■ Data supplied
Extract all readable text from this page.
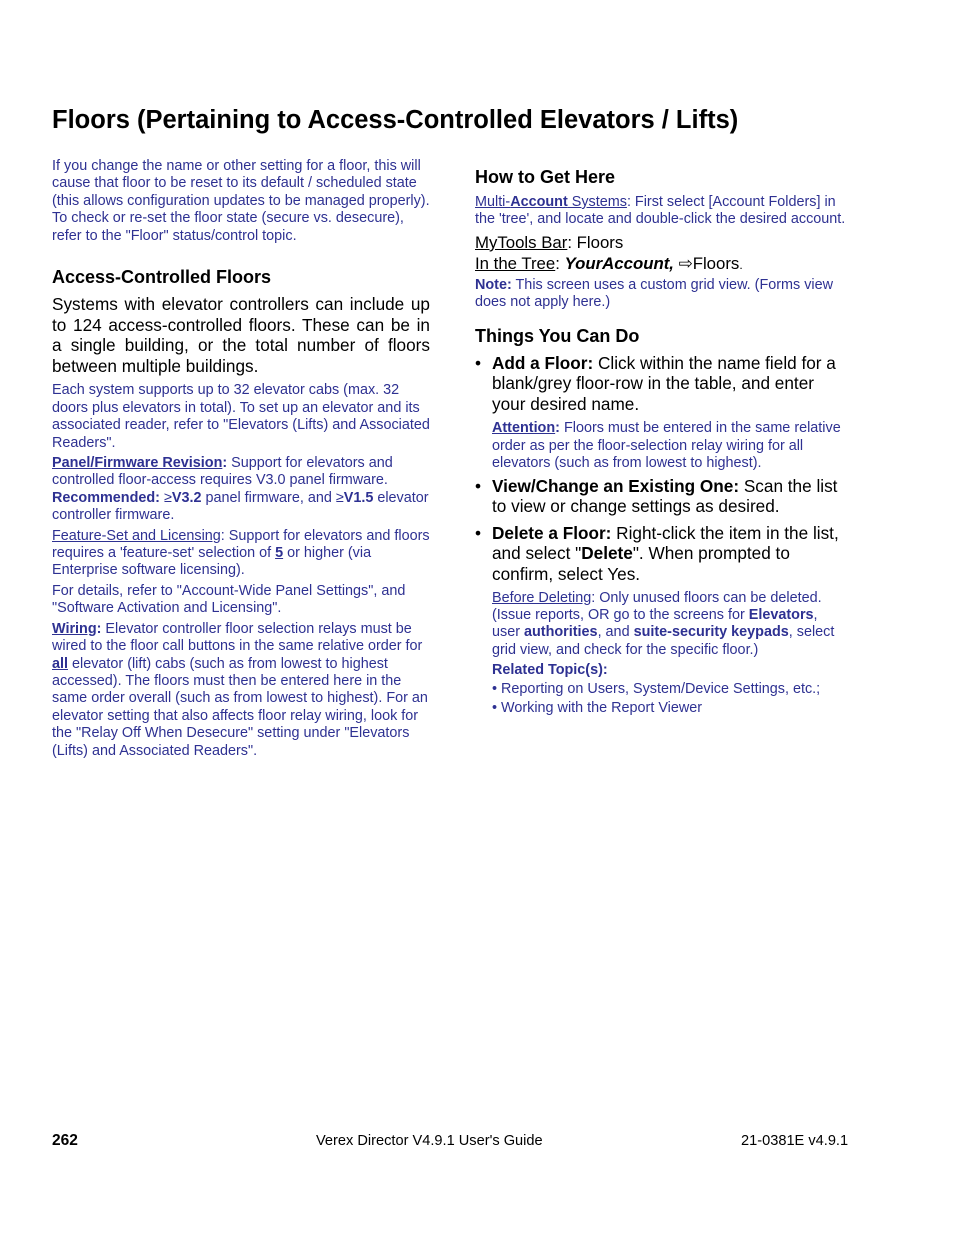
Floors (Pertaining to Access-Controlled Elevators / Lifts)

If you change the name or other setting for a floor, this will cause that floor to be reset to its default / scheduled state (this allows configuration updates to be managed properly). To check or re-set the floor state (secure vs. desecure), refer to the "Floor" status/control topic.

Access-Controlled Floors

Systems with elevator controllers can include up to 124 access-controlled floors. These can be in a single building, or the total number of floors between multiple buildings.

Each system supports up to 32 elevator cabs (max. 32 doors plus elevators in total). To set up an elevator and its associated reader, refer to "Elevators (Lifts) and Associated Readers".

Panel/Firmware Revision: Support for elevators and controlled floor-access requires V3.0 panel firmware.
Recommended: ≥V3.2 panel firmware, and ≥V1.5 elevator controller firmware.

Feature-Set and Licensing: Support for elevators and floors requires a 'feature-set' selection of 5 or higher (via Enterprise software licensing).

For details, refer to "Account-Wide Panel Settings", and "Software Activation and Licensing".

Wiring: Elevator controller floor selection relays must be wired to the floor call buttons in the same relative order for all elevator (lift) cabs (such as from lowest to highest accessed). The floors must then be entered here in the same order overall (such as from lowest to highest). For an elevator setting that also affects floor relay wiring, look for the "Relay Off When Desecure" setting under "Elevators (Lifts) and Associated Readers".

How to Get Here

Multi-Account Systems: First select [Account Folders] in the 'tree', and locate and double-click the desired account.

MyTools Bar: Floors

In the Tree: YourAccount, ⇨Floors.

Note: This screen uses a custom grid view. (Forms view does not apply here.)

Things You Can Do
• Add a Floor: Click within the name field for a blank/grey floor-row in the table, and enter your desired name.

Attention: Floors must be entered in the same relative order as per the floor-selection relay wiring for all elevators (such as from lowest to highest).

• View/Change an Existing One: Scan the list to view or change settings as desired.
• Delete a Floor: Right-click the item in the list, and select "Delete". When prompted to confirm, select Yes.

Before Deleting: Only unused floors can be deleted. (Issue reports, OR go to the screens for Elevators, user authorities, and suite-security keypads, select grid view, and check for the specific floor.)

Related Topic(s):

• Reporting on Users, System/Device Settings, etc.;
• Working with the Report Viewer
262	Verex Director V4.9.1 User's Guide	21-0381E v4.9.1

■ Work instructions
Give all the entries again exactly, dropping each picture.

■ Solution for this problem
Extract all readable text from this page.
Floors (Pertaining to Access-Controlled Elevators / Lifts)

If you change the name or other setting for a floor, this will cause that floor to be reset to its default / scheduled state (this allows configuration updates to be managed properly). To check or re-set the floor state (secure vs. desecure), refer to the "Floor" status/control topic.

Access-Controlled Floors

Systems with elevator controllers can include up to 124 access-controlled floors. These can be in a single building, or the total number of floors between multiple buildings.

Each system supports up to 32 elevator cabs (max. 32 doors plus elevators in total). To set up an elevator and its associated reader, refer to "Elevators (Lifts) and Associated Readers".

Panel/Firmware Revision: Support for elevators and controlled floor-access requires V3.0 panel firmware.
Recommended: ≥V3.2 panel firmware, and ≥V1.5 elevator controller firmware.

Feature-Set and Licensing: Support for elevators and floors requires a 'feature-set' selection of 5 or higher (via Enterprise software licensing).

For details, refer to "Account-Wide Panel Settings", and "Software Activation and Licensing".

Wiring: Elevator controller floor selection relays must be wired to the floor call buttons in the same relative order for all elevator (lift) cabs (such as from lowest to highest accessed). The floors must then be entered here in the same order overall (such as from lowest to highest). For an elevator setting that also affects floor relay wiring, look for the "Relay Off When Desecure" setting under "Elevators (Lifts) and Associated Readers".

How to Get Here

Multi-Account Systems: First select [Account Folders] in the 'tree', and locate and double-click the desired account.

MyTools Bar: Floors

In the Tree: YourAccount, ⇨Floors.

Note: This screen uses a custom grid view. (Forms view does not apply here.)

Things You Can Do
• Add a Floor: Click within the name field for a blank/grey floor-row in the table, and enter your desired name.

Attention: Floors must be entered in the same relative order as per the floor-selection relay wiring for all elevators (such as from lowest to highest).

• View/Change an Existing One: Scan the list to view or change settings as desired.
• Delete a Floor: Right-click the item in the list, and select "Delete". When prompted to confirm, select Yes.

Before Deleting: Only unused floors can be deleted. (Issue reports, OR go to the screens for Elevators, user authorities, and suite-security keypads, select grid view, and check for the specific floor.)

Related Topic(s):

• Reporting on Users, System/Device Settings, etc.;
• Working with the Report Viewer
262	Verex Director V4.9.1 User's Guide	21-0381E v4.9.1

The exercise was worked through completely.